Work required:
Give the entries again exactly, every one of them.

Available records:
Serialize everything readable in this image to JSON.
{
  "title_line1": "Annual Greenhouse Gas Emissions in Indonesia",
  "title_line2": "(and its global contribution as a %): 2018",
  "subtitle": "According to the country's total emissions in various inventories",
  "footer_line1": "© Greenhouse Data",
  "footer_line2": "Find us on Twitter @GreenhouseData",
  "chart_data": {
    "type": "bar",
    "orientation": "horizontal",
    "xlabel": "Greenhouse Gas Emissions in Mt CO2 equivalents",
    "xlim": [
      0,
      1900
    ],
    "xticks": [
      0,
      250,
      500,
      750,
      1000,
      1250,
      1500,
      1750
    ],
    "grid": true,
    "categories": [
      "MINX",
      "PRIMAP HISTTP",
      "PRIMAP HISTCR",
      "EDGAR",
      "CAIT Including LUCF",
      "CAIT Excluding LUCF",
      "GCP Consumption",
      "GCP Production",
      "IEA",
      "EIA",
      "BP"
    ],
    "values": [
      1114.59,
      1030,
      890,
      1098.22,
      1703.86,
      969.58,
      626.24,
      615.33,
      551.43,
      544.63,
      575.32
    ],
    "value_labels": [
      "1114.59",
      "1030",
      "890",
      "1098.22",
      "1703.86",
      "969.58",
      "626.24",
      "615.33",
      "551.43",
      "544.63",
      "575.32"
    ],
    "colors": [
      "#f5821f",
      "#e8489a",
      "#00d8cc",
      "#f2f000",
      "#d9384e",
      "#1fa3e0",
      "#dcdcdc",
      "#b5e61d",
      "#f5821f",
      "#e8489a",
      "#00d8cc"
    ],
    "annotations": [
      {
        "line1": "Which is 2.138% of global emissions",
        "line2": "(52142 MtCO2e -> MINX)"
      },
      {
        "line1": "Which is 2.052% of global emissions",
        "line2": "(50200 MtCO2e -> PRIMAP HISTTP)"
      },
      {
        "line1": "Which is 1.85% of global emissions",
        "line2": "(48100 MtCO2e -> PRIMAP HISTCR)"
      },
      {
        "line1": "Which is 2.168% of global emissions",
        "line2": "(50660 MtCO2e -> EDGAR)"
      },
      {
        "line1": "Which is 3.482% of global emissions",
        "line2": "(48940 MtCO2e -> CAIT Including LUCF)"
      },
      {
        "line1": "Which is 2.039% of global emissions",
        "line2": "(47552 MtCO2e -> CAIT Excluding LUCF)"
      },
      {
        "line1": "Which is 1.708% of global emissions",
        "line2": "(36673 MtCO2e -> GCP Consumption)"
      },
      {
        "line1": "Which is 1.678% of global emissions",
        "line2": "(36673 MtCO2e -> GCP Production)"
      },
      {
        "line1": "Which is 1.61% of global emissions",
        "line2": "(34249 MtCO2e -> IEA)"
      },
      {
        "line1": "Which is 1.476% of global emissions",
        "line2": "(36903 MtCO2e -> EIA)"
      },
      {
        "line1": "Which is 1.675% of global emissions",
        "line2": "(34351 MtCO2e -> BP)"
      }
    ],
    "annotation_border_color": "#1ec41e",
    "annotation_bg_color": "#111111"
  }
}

Task result:
Serialize everything readable in this image to JSON.
{
  "title_line1": "Annual Greenhouse Gas Emissions in Indonesia",
  "title_line2": "(and its global contribution as a %): 2018",
  "subtitle": "According to the country's total emissions in various inventories",
  "footer_line1": "© Greenhouse Data",
  "footer_line2": "Find us on Twitter @GreenhouseData",
  "chart_data": {
    "type": "bar",
    "orientation": "horizontal",
    "xlabel": "Greenhouse Gas Emissions in Mt CO2 equivalents",
    "xlim": [
      0,
      1900
    ],
    "xticks": [
      0,
      250,
      500,
      750,
      1000,
      1250,
      1500,
      1750
    ],
    "grid": true,
    "categories": [
      "MINX",
      "PRIMAP HISTTP",
      "PRIMAP HISTCR",
      "EDGAR",
      "CAIT Including LUCF",
      "CAIT Excluding LUCF",
      "GCP Consumption",
      "GCP Production",
      "IEA",
      "EIA",
      "BP"
    ],
    "values": [
      1114.59,
      1030,
      890,
      1098.22,
      1703.86,
      969.58,
      626.24,
      615.33,
      551.43,
      544.63,
      575.32
    ],
    "value_labels": [
      "1114.59",
      "1030",
      "890",
      "1098.22",
      "1703.86",
      "969.58",
      "626.24",
      "615.33",
      "551.43",
      "544.63",
      "575.32"
    ],
    "colors": [
      "#f5821f",
      "#e8489a",
      "#00d8cc",
      "#f2f000",
      "#d9384e",
      "#1fa3e0",
      "#dcdcdc",
      "#b5e61d",
      "#f5821f",
      "#e8489a",
      "#00d8cc"
    ],
    "annotations": [
      {
        "line1": "Which is 2.138% of global emissions",
        "line2": "(52142 MtCO2e -> MINX)"
      },
      {
        "line1": "Which is 2.052% of global emissions",
        "line2": "(50200 MtCO2e -> PRIMAP HISTTP)"
      },
      {
        "line1": "Which is 1.85% of global emissions",
        "line2": "(48100 MtCO2e -> PRIMAP HISTCR)"
      },
      {
        "line1": "Which is 2.168% of global emissions",
        "line2": "(50660 MtCO2e -> EDGAR)"
      },
      {
        "line1": "Which is 3.482% of global emissions",
        "line2": "(48940 MtCO2e -> CAIT Including LUCF)"
      },
      {
        "line1": "Which is 2.039% of global emissions",
        "line2": "(47552 MtCO2e -> CAIT Excluding LUCF)"
      },
      {
        "line1": "Which is 1.708% of global emissions",
        "line2": "(36673 MtCO2e -> GCP Consumption)"
      },
      {
        "line1": "Which is 1.678% of global emissions",
        "line2": "(36673 MtCO2e -> GCP Production)"
      },
      {
        "line1": "Which is 1.61% of global emissions",
        "line2": "(34249 MtCO2e -> IEA)"
      },
      {
        "line1": "Which is 1.476% of global emissions",
        "line2": "(36903 MtCO2e -> EIA)"
      },
      {
        "line1": "Which is 1.675% of global emissions",
        "line2": "(34351 MtCO2e -> BP)"
      }
    ],
    "annotation_border_color": "#1ec41e",
    "annotation_bg_color": "#111111"
  }
}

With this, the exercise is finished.